[Begin]

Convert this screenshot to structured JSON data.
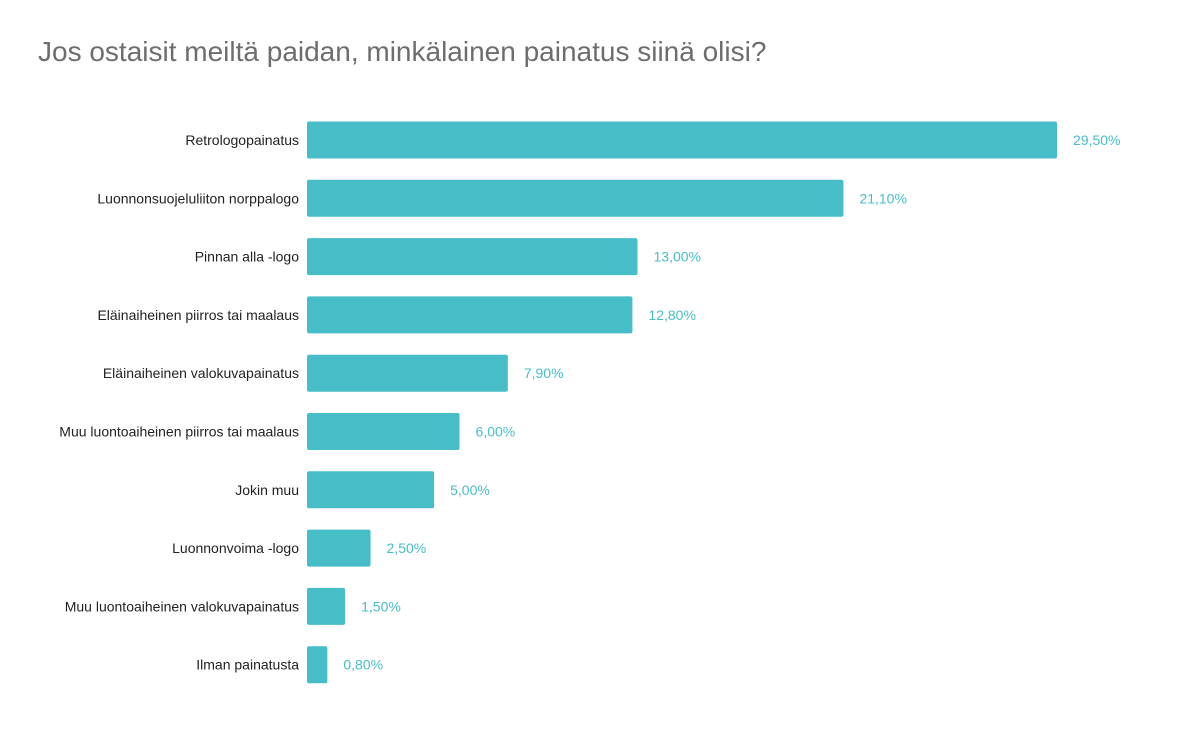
{
  "chart_data": {
    "type": "bar",
    "orientation": "horizontal",
    "title": "Jos ostaisit meiltä paidan, minkälainen painatus siinä olisi?",
    "xlabel": "",
    "ylabel": "",
    "categories": [
      "Retrologopainatus",
      "Luonnonsuojeluliiton norppalogo",
      "Pinnan alla -logo",
      "Eläinaiheinen piirros tai maalaus",
      "Eläinaiheinen valokuvapainatus",
      "Muu luontoaiheinen piirros tai maalaus",
      "Jokin muu",
      "Luonnonvoima -logo",
      "Muu luontoaiheinen valokuvapainatus",
      "Ilman painatusta"
    ],
    "values": [
      29.5,
      21.1,
      13.0,
      12.8,
      7.9,
      6.0,
      5.0,
      2.5,
      1.5,
      0.8
    ],
    "value_labels": [
      "29,50%",
      "21,10%",
      "13,00%",
      "12,80%",
      "7,90%",
      "6,00%",
      "5,00%",
      "2,50%",
      "1,50%",
      "0,80%"
    ],
    "xlim": [
      0,
      29.5
    ],
    "grid": false,
    "legend": "none",
    "bar_color": "#47bec7",
    "value_label_color": "#47bec7"
  }
}
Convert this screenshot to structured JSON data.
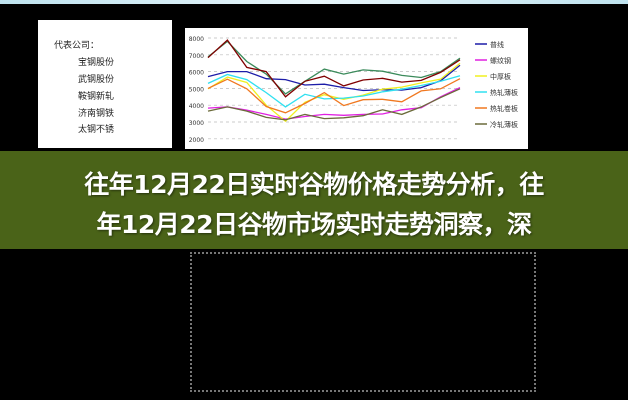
{
  "left_panel": {
    "title": "代表公司：",
    "companies": [
      "宝钢股份",
      "武钢股份",
      "鞍钢新轧",
      "济南钢铁",
      "太钢不锈"
    ]
  },
  "banner": {
    "line1": "往年12月22日实时谷物价格走势分析，往",
    "line2": "年12月22日谷物市场实时走势洞察，深"
  },
  "chart_data": {
    "type": "line",
    "title": "",
    "xlabel": "",
    "ylabel": "",
    "ylim": [
      2000,
      8000
    ],
    "yticks": [
      "8000",
      "7000",
      "6000",
      "5000",
      "4000",
      "3000",
      "2000"
    ],
    "grid": true,
    "legend_placement": "right",
    "series": [
      {
        "name": "普线",
        "color": "#1c1ca8",
        "values": [
          5750,
          6000,
          5950,
          5600,
          5500,
          5250,
          5250,
          5000,
          4900,
          4900,
          4950,
          5050,
          5400,
          6400
        ]
      },
      {
        "name": "螺纹钢",
        "color": "#e020e0",
        "values": [
          3800,
          3950,
          3700,
          3400,
          3200,
          3300,
          3500,
          3400,
          3400,
          3500,
          3700,
          3900,
          4500,
          5000
        ]
      },
      {
        "name": "中厚板",
        "color": "#f0f020",
        "values": [
          5000,
          5650,
          5400,
          4000,
          3000,
          4200,
          4600,
          4400,
          4600,
          4900,
          5100,
          5300,
          5600,
          6500
        ]
      },
      {
        "name": "热轧薄板",
        "color": "#30e0f0",
        "values": [
          5250,
          5850,
          5500,
          4800,
          3900,
          4600,
          4400,
          4400,
          4600,
          4800,
          4900,
          5200,
          5400,
          5800
        ]
      },
      {
        "name": "热轧卷板",
        "color": "#f07820",
        "values": [
          5000,
          5500,
          5000,
          3900,
          3600,
          4100,
          4700,
          4000,
          4300,
          4400,
          4200,
          4800,
          5000,
          5550
        ]
      },
      {
        "name": "冷轧薄板",
        "color": "#6b6b3a",
        "values": [
          3700,
          3900,
          3600,
          3300,
          3100,
          3500,
          3200,
          3200,
          3400,
          3700,
          3500,
          3900,
          4400,
          5000
        ]
      },
      {
        "color": "#3a8a5a",
        "values": [
          6850,
          7850,
          6600,
          5800,
          4700,
          5400,
          6200,
          5850,
          6050,
          6050,
          5750,
          5700,
          6000,
          6750
        ]
      },
      {
        "color": "#800000",
        "values": [
          6850,
          7850,
          6300,
          6000,
          4450,
          5450,
          5700,
          5200,
          5500,
          5550,
          5400,
          5450,
          6000,
          6700
        ]
      }
    ]
  }
}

[End]

> **WHAT YOU SHOULD DO**:
Write the material out again exactly as it appears, dropping the pictures.

> **EXERCISE RESPONSE**:
Convert this screenshot to structured JSON data.
{
  "chart_data": {
    "type": "bar",
    "orientation": "horizontal",
    "title": "Jos ostaisit meiltä paidan, minkälainen painatus siinä olisi?",
    "xlabel": "",
    "ylabel": "",
    "categories": [
      "Retrologopainatus",
      "Luonnonsuojeluliiton norppalogo",
      "Pinnan alla -logo",
      "Eläinaiheinen piirros tai maalaus",
      "Eläinaiheinen valokuvapainatus",
      "Muu luontoaiheinen piirros tai maalaus",
      "Jokin muu",
      "Luonnonvoima -logo",
      "Muu luontoaiheinen valokuvapainatus",
      "Ilman painatusta"
    ],
    "values": [
      29.5,
      21.1,
      13.0,
      12.8,
      7.9,
      6.0,
      5.0,
      2.5,
      1.5,
      0.8
    ],
    "value_labels": [
      "29,50%",
      "21,10%",
      "13,00%",
      "12,80%",
      "7,90%",
      "6,00%",
      "5,00%",
      "2,50%",
      "1,50%",
      "0,80%"
    ],
    "xlim": [
      0,
      29.5
    ],
    "grid": false,
    "legend": "none",
    "bar_color": "#47bec7",
    "value_label_color": "#47bec7"
  }
}
Convert this screenshot to structured JSON data.
{
  "left_panel": {
    "title": "代表公司：",
    "companies": [
      "宝钢股份",
      "武钢股份",
      "鞍钢新轧",
      "济南钢铁",
      "太钢不锈"
    ]
  },
  "banner": {
    "line1": "往年12月22日实时谷物价格走势分析，往",
    "line2": "年12月22日谷物市场实时走势洞察，深"
  },
  "chart_data": {
    "type": "line",
    "title": "",
    "xlabel": "",
    "ylabel": "",
    "ylim": [
      2000,
      8000
    ],
    "yticks": [
      "8000",
      "7000",
      "6000",
      "5000",
      "4000",
      "3000",
      "2000"
    ],
    "grid": true,
    "legend_placement": "right",
    "series": [
      {
        "name": "普线",
        "color": "#1c1ca8",
        "values": [
          5750,
          6000,
          5950,
          5600,
          5500,
          5250,
          5250,
          5000,
          4900,
          4900,
          4950,
          5050,
          5400,
          6400
        ]
      },
      {
        "name": "螺纹钢",
        "color": "#e020e0",
        "values": [
          3800,
          3950,
          3700,
          3400,
          3200,
          3300,
          3500,
          3400,
          3400,
          3500,
          3700,
          3900,
          4500,
          5000
        ]
      },
      {
        "name": "中厚板",
        "color": "#f0f020",
        "values": [
          5000,
          5650,
          5400,
          4000,
          3000,
          4200,
          4600,
          4400,
          4600,
          4900,
          5100,
          5300,
          5600,
          6500
        ]
      },
      {
        "name": "热轧薄板",
        "color": "#30e0f0",
        "values": [
          5250,
          5850,
          5500,
          4800,
          3900,
          4600,
          4400,
          4400,
          4600,
          4800,
          4900,
          5200,
          5400,
          5800
        ]
      },
      {
        "name": "热轧卷板",
        "color": "#f07820",
        "values": [
          5000,
          5500,
          5000,
          3900,
          3600,
          4100,
          4700,
          4000,
          4300,
          4400,
          4200,
          4800,
          5000,
          5550
        ]
      },
      {
        "name": "冷轧薄板",
        "color": "#6b6b3a",
        "values": [
          3700,
          3900,
          3600,
          3300,
          3100,
          3500,
          3200,
          3200,
          3400,
          3700,
          3500,
          3900,
          4400,
          5000
        ]
      },
      {
        "color": "#3a8a5a",
        "values": [
          6850,
          7850,
          6600,
          5800,
          4700,
          5400,
          6200,
          5850,
          6050,
          6050,
          5750,
          5700,
          6000,
          6750
        ]
      },
      {
        "color": "#800000",
        "values": [
          6850,
          7850,
          6300,
          6000,
          4450,
          5450,
          5700,
          5200,
          5500,
          5550,
          5400,
          5450,
          6000,
          6700
        ]
      }
    ]
  }
}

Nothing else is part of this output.